Raw records.
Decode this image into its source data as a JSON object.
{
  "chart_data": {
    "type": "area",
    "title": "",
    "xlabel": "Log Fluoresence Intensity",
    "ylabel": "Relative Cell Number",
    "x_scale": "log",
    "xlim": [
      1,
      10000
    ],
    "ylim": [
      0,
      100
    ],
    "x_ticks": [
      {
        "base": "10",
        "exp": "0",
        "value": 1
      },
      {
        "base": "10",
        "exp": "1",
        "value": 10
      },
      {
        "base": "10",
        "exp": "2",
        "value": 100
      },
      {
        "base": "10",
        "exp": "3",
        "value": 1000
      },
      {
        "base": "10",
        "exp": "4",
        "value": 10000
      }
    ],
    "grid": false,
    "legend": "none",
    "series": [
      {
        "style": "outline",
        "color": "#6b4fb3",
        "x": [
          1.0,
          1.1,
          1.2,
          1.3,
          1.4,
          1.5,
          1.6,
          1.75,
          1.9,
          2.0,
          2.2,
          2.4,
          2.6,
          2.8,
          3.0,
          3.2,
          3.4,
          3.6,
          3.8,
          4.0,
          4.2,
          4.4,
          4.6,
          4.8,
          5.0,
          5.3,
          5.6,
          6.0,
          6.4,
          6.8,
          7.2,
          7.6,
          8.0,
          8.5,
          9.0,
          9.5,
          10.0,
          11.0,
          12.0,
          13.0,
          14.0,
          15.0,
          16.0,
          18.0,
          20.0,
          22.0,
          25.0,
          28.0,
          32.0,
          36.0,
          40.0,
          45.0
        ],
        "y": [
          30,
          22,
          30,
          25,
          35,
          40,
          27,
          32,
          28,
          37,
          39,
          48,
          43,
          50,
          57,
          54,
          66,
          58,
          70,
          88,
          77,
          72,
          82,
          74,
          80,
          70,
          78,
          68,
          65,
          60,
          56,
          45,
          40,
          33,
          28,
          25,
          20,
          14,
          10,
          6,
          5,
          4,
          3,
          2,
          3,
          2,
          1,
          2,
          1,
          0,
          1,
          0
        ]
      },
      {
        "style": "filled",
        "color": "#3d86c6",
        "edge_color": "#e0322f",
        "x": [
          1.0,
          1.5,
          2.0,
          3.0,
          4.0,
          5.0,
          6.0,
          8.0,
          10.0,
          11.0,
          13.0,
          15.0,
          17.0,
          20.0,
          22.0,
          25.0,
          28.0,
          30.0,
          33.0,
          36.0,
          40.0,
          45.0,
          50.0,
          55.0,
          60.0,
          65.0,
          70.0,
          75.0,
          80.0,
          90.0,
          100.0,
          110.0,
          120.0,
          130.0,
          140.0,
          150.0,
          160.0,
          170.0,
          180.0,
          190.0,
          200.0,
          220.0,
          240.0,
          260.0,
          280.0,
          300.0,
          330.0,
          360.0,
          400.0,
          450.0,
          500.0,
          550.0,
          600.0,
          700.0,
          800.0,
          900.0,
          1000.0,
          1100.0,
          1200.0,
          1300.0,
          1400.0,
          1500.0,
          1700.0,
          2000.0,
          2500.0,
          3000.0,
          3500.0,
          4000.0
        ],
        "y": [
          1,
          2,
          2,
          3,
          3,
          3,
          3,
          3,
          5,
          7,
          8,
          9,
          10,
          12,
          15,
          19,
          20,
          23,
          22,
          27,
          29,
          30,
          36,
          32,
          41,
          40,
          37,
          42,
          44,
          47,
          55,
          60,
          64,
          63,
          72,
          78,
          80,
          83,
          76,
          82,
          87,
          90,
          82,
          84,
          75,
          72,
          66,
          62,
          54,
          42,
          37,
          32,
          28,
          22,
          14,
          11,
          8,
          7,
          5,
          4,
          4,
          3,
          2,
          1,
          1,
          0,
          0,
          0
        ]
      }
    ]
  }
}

Work to complete. Please list every line of the records that contains "value".

Reply to the task.
        "value": 1
        "value": 10
        "value": 100
        "value": 1000
        "value": 10000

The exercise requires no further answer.